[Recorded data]
§
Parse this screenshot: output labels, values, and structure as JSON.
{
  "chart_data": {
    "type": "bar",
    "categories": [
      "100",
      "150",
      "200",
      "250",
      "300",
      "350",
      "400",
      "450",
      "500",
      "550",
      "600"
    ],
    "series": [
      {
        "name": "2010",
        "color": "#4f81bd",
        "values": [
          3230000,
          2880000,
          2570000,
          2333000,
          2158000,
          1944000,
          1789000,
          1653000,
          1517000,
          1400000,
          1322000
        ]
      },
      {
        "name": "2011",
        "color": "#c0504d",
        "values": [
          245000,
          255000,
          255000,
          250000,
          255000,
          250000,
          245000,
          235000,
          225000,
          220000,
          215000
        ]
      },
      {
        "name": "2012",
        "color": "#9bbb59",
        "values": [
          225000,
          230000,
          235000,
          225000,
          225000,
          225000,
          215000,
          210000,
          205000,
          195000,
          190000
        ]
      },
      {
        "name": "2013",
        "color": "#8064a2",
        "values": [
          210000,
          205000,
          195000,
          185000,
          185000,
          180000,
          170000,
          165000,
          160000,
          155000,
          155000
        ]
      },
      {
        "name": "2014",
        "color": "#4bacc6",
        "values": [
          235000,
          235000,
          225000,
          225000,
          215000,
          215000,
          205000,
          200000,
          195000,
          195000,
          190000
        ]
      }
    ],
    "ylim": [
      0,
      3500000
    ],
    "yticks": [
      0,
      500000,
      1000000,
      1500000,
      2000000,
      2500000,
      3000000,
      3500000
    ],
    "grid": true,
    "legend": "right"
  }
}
§
Write the material out again in its entirety, exactly as shown.

Parse this screenshot: output labels, values, and structure as JSON.
{
  "chart_data": {
    "type": "bar",
    "categories": [
      "100",
      "150",
      "200",
      "250",
      "300",
      "350",
      "400",
      "450",
      "500",
      "550",
      "600"
    ],
    "series": [
      {
        "name": "2010",
        "color": "#4f81bd",
        "values": [
          3230000,
          2880000,
          2570000,
          2333000,
          2158000,
          1944000,
          1789000,
          1653000,
          1517000,
          1400000,
          1322000
        ]
      },
      {
        "name": "2011",
        "color": "#c0504d",
        "values": [
          245000,
          255000,
          255000,
          250000,
          255000,
          250000,
          245000,
          235000,
          225000,
          220000,
          215000
        ]
      },
      {
        "name": "2012",
        "color": "#9bbb59",
        "values": [
          225000,
          230000,
          235000,
          225000,
          225000,
          225000,
          215000,
          210000,
          205000,
          195000,
          190000
        ]
      },
      {
        "name": "2013",
        "color": "#8064a2",
        "values": [
          210000,
          205000,
          195000,
          185000,
          185000,
          180000,
          170000,
          165000,
          160000,
          155000,
          155000
        ]
      },
      {
        "name": "2014",
        "color": "#4bacc6",
        "values": [
          235000,
          235000,
          225000,
          225000,
          215000,
          215000,
          205000,
          200000,
          195000,
          195000,
          190000
        ]
      }
    ],
    "ylim": [
      0,
      3500000
    ],
    "yticks": [
      0,
      500000,
      1000000,
      1500000,
      2000000,
      2500000,
      3000000,
      3500000
    ],
    "grid": true,
    "legend": "right"
  }
}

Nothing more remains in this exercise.